• **WHAT YOU SHOULD DO**:
Write out each record below exactly as it appears, with no pictures.

• **SUPPLIED DATA**:

=======

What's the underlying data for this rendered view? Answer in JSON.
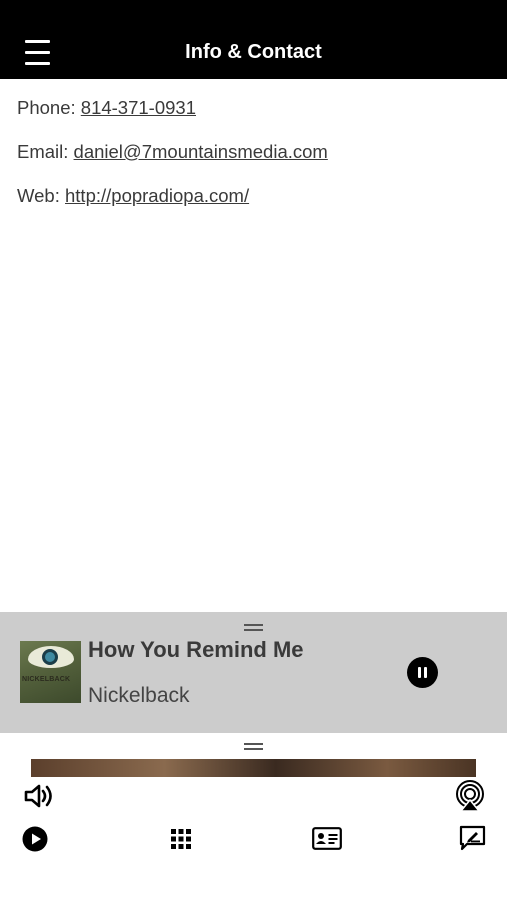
{
  "header": {
    "title": "Info & Contact",
    "menu_icon": "hamburger-menu-icon"
  },
  "contact": {
    "phone_label": "Phone:",
    "phone_value": "814-371-0931",
    "email_label": "Email:",
    "email_value": "daniel@7mountainsmedia.com",
    "web_label": "Web:",
    "web_value": "http://popradiopa.com/"
  },
  "now_playing": {
    "title": "How You Remind Me",
    "artist": "Nickelback",
    "album_art_text": "NICKELBACK",
    "state": "playing"
  },
  "player_controls": {
    "icons": [
      "volume-icon",
      "airplay-icon",
      "play-icon",
      "grid-icon",
      "contact-card-icon",
      "feedback-icon"
    ]
  },
  "colors": {
    "header_bg": "#000000",
    "now_playing_bg": "#cccccc",
    "text": "#3a3a3a"
  }
}
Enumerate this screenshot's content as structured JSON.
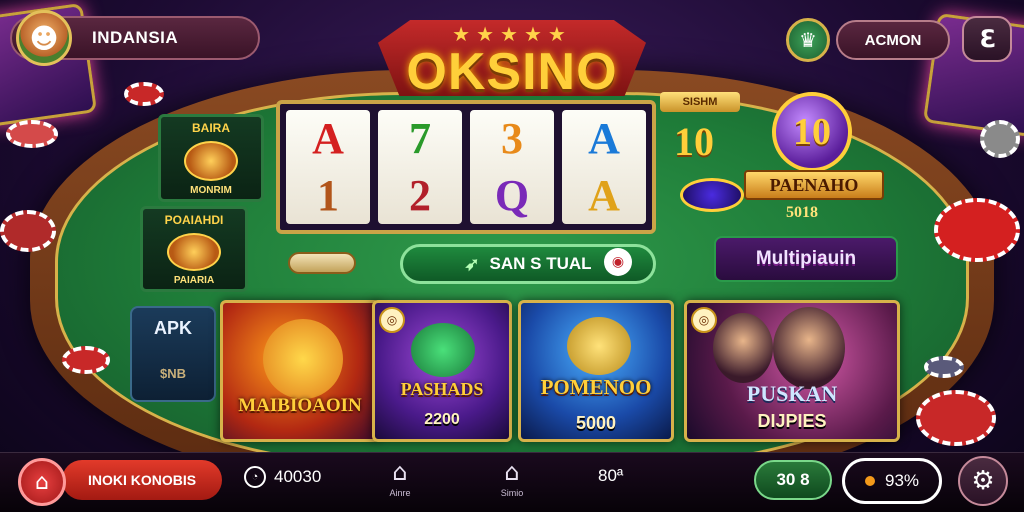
{
  "header": {
    "region_label": "INDANSIA",
    "account_label": "ACMON",
    "avatar_icon": "☻",
    "wallet_icon": "♛",
    "exit_icon": "ℇ",
    "logo": {
      "stars": "★★★★★",
      "title": "OKSINO"
    }
  },
  "reels": [
    {
      "symbols": [
        "A",
        "1"
      ],
      "colors": [
        "#d42020",
        "#b2551a"
      ]
    },
    {
      "symbols": [
        "7",
        "2"
      ],
      "colors": [
        "#2a9a2a",
        "#b2202a"
      ]
    },
    {
      "symbols": [
        "3",
        "Q"
      ],
      "colors": [
        "#e88a1a",
        "#7a2ab8"
      ]
    },
    {
      "symbols": [
        "A",
        "A"
      ],
      "colors": [
        "#1a7ad8",
        "#e0a21a"
      ]
    }
  ],
  "left_cards": [
    {
      "title": "BAIRA",
      "caption": "MONRIM"
    },
    {
      "title": "POAIAHDI",
      "caption": "PAIARIA"
    }
  ],
  "apk_card": {
    "label": "APK",
    "sub": "$NB"
  },
  "right_panel": {
    "small_label": "SISHM",
    "small_value": "10",
    "orb_value": "10",
    "bonus_title": "PAENAHO",
    "bonus_value": "5018",
    "multiplier": "Multipiauin"
  },
  "spin": {
    "label": "SAN S TUAL",
    "icon": "➶",
    "indicator": "◉"
  },
  "tiles": [
    {
      "title": "MAIBIOAOIN",
      "value": ""
    },
    {
      "title": "PASHADS",
      "value": "2200"
    },
    {
      "title": "POMENOO",
      "value": "5000"
    },
    {
      "title": "PUSKAN",
      "value": "DIJPIES"
    }
  ],
  "bottom_bar": {
    "home_icon": "⌂",
    "promo_label": "INOKI KONOBIS",
    "timer_icon": "◔",
    "timer_value": "40030",
    "nav": [
      {
        "icon": "⌂",
        "label": "Ainre"
      },
      {
        "icon": "⌂",
        "label": "Simio"
      }
    ],
    "counter": "80ª",
    "bet_label": "30 8",
    "percent": "93%",
    "settings_icon": "⚙"
  },
  "colors": {
    "felt": "#1e7b38",
    "gold": "#d7b24a",
    "accent_red": "#d42020"
  }
}
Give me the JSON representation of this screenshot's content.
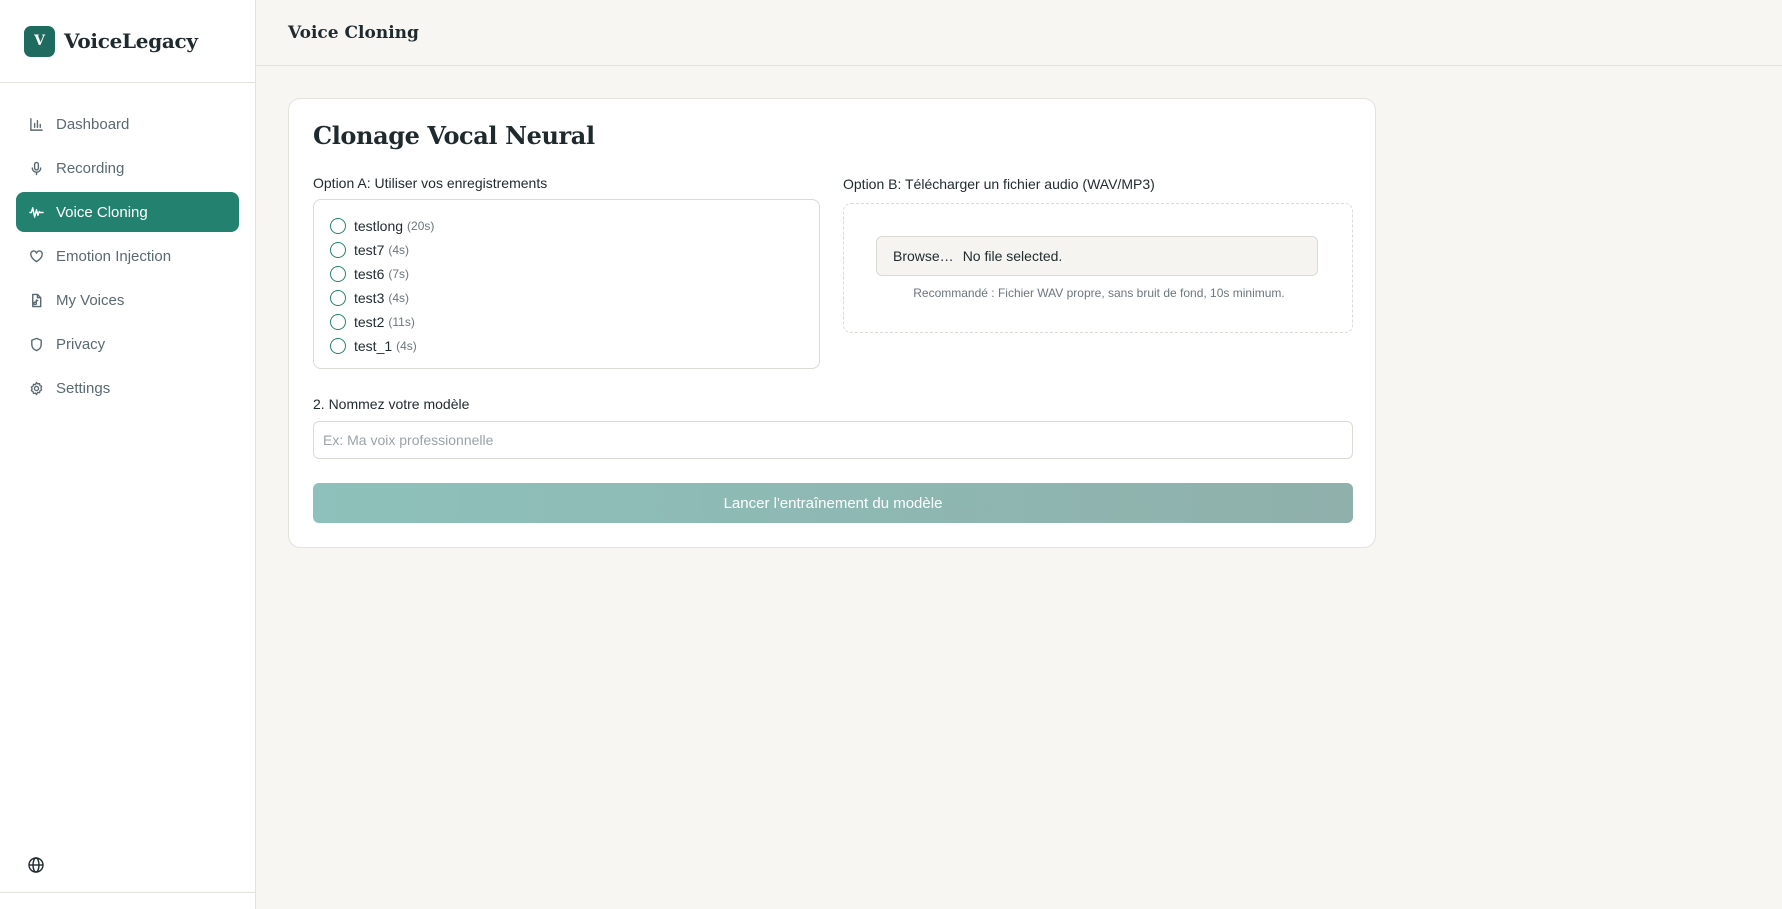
{
  "brand": {
    "logo_letter": "V",
    "name": "VoiceLegacy"
  },
  "sidebar": {
    "items": [
      {
        "label": "Dashboard",
        "icon": "bar-chart-icon",
        "active": false
      },
      {
        "label": "Recording",
        "icon": "microphone-icon",
        "active": false
      },
      {
        "label": "Voice Cloning",
        "icon": "audio-waveform-icon",
        "active": true
      },
      {
        "label": "Emotion Injection",
        "icon": "heart-icon",
        "active": false
      },
      {
        "label": "My Voices",
        "icon": "file-audio-icon",
        "active": false
      },
      {
        "label": "Privacy",
        "icon": "shield-icon",
        "active": false
      },
      {
        "label": "Settings",
        "icon": "gear-icon",
        "active": false
      }
    ],
    "footer_icon": "globe-icon"
  },
  "header": {
    "title": "Voice Cloning"
  },
  "card": {
    "title": "Clonage Vocal Neural",
    "option_a_label": "Option A: Utiliser vos enregistrements",
    "recordings": [
      {
        "name": "testlong",
        "duration": "(20s)"
      },
      {
        "name": "test7",
        "duration": "(4s)"
      },
      {
        "name": "test6",
        "duration": "(7s)"
      },
      {
        "name": "test3",
        "duration": "(4s)"
      },
      {
        "name": "test2",
        "duration": "(11s)"
      },
      {
        "name": "test_1",
        "duration": "(4s)"
      }
    ],
    "option_b_label": "Option B: Télécharger un fichier audio (WAV/MP3)",
    "file_browse_label": "Browse…",
    "file_status": "No file selected.",
    "upload_hint": "Recommandé : Fichier WAV propre, sans bruit de fond, 10s minimum.",
    "name_label": "2. Nommez votre modèle",
    "name_placeholder": "Ex: Ma voix professionnelle",
    "name_value": "",
    "train_button_label": "Lancer l'entraînement du modèle"
  },
  "colors": {
    "accent": "#23826f",
    "logo_bg": "#1f6b60",
    "button_disabled_start": "#8ec1bb",
    "button_disabled_end": "#8fb0ab",
    "background": "#f7f6f2"
  }
}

=======

• **WRITTEN ANSWER**:
What's the underlying data for this rendered view? Answer in JSON.
{
  "header": {
    "title": "Info & Contact",
    "menu_icon": "hamburger-menu-icon"
  },
  "contact": {
    "phone_label": "Phone:",
    "phone_value": "814-371-0931",
    "email_label": "Email:",
    "email_value": "daniel@7mountainsmedia.com",
    "web_label": "Web:",
    "web_value": "http://popradiopa.com/"
  },
  "now_playing": {
    "title": "How You Remind Me",
    "artist": "Nickelback",
    "album_art_text": "NICKELBACK",
    "state": "playing"
  },
  "player_controls": {
    "icons": [
      "volume-icon",
      "airplay-icon",
      "play-icon",
      "grid-icon",
      "contact-card-icon",
      "feedback-icon"
    ]
  },
  "colors": {
    "header_bg": "#000000",
    "now_playing_bg": "#cccccc",
    "text": "#3a3a3a"
  }
}
Enumerate this screenshot's content as structured JSON.
{
  "header": {
    "region_label": "INDANSIA",
    "account_label": "ACMON",
    "avatar_icon": "☻",
    "wallet_icon": "♛",
    "exit_icon": "ℇ",
    "logo": {
      "stars": "★★★★★",
      "title": "OKSINO"
    }
  },
  "reels": [
    {
      "symbols": [
        "A",
        "1"
      ],
      "colors": [
        "#d42020",
        "#b2551a"
      ]
    },
    {
      "symbols": [
        "7",
        "2"
      ],
      "colors": [
        "#2a9a2a",
        "#b2202a"
      ]
    },
    {
      "symbols": [
        "3",
        "Q"
      ],
      "colors": [
        "#e88a1a",
        "#7a2ab8"
      ]
    },
    {
      "symbols": [
        "A",
        "A"
      ],
      "colors": [
        "#1a7ad8",
        "#e0a21a"
      ]
    }
  ],
  "left_cards": [
    {
      "title": "BAIRA",
      "caption": "MONRIM"
    },
    {
      "title": "POAIAHDI",
      "caption": "PAIARIA"
    }
  ],
  "apk_card": {
    "label": "APK",
    "sub": "$NB"
  },
  "right_panel": {
    "small_label": "SISHM",
    "small_value": "10",
    "orb_value": "10",
    "bonus_title": "PAENAHO",
    "bonus_value": "5018",
    "multiplier": "Multipiauin"
  },
  "spin": {
    "label": "SAN S TUAL",
    "icon": "➶",
    "indicator": "◉"
  },
  "tiles": [
    {
      "title": "MAIBIOAOIN",
      "value": ""
    },
    {
      "title": "PASHADS",
      "value": "2200"
    },
    {
      "title": "POMENOO",
      "value": "5000"
    },
    {
      "title": "PUSKAN",
      "value": "DIJPIES"
    }
  ],
  "bottom_bar": {
    "home_icon": "⌂",
    "promo_label": "INOKI KONOBIS",
    "timer_icon": "◔",
    "timer_value": "40030",
    "nav": [
      {
        "icon": "⌂",
        "label": "Ainre"
      },
      {
        "icon": "⌂",
        "label": "Simio"
      }
    ],
    "counter": "80ª",
    "bet_label": "30 8",
    "percent": "93%",
    "settings_icon": "⚙"
  },
  "colors": {
    "felt": "#1e7b38",
    "gold": "#d7b24a",
    "accent_red": "#d42020"
  }
}
Give me the JSON representation of this screenshot's content.
{
  "brand": {
    "logo_letter": "V",
    "name": "VoiceLegacy"
  },
  "sidebar": {
    "items": [
      {
        "label": "Dashboard",
        "icon": "bar-chart-icon",
        "active": false
      },
      {
        "label": "Recording",
        "icon": "microphone-icon",
        "active": false
      },
      {
        "label": "Voice Cloning",
        "icon": "audio-waveform-icon",
        "active": true
      },
      {
        "label": "Emotion Injection",
        "icon": "heart-icon",
        "active": false
      },
      {
        "label": "My Voices",
        "icon": "file-audio-icon",
        "active": false
      },
      {
        "label": "Privacy",
        "icon": "shield-icon",
        "active": false
      },
      {
        "label": "Settings",
        "icon": "gear-icon",
        "active": false
      }
    ],
    "footer_icon": "globe-icon"
  },
  "header": {
    "title": "Voice Cloning"
  },
  "card": {
    "title": "Clonage Vocal Neural",
    "option_a_label": "Option A: Utiliser vos enregistrements",
    "recordings": [
      {
        "name": "testlong",
        "duration": "(20s)"
      },
      {
        "name": "test7",
        "duration": "(4s)"
      },
      {
        "name": "test6",
        "duration": "(7s)"
      },
      {
        "name": "test3",
        "duration": "(4s)"
      },
      {
        "name": "test2",
        "duration": "(11s)"
      },
      {
        "name": "test_1",
        "duration": "(4s)"
      }
    ],
    "option_b_label": "Option B: Télécharger un fichier audio (WAV/MP3)",
    "file_browse_label": "Browse…",
    "file_status": "No file selected.",
    "upload_hint": "Recommandé : Fichier WAV propre, sans bruit de fond, 10s minimum.",
    "name_label": "2. Nommez votre modèle",
    "name_placeholder": "Ex: Ma voix professionnelle",
    "name_value": "",
    "train_button_label": "Lancer l'entraînement du modèle"
  },
  "colors": {
    "accent": "#23826f",
    "logo_bg": "#1f6b60",
    "button_disabled_start": "#8ec1bb",
    "button_disabled_end": "#8fb0ab",
    "background": "#f7f6f2"
  }
}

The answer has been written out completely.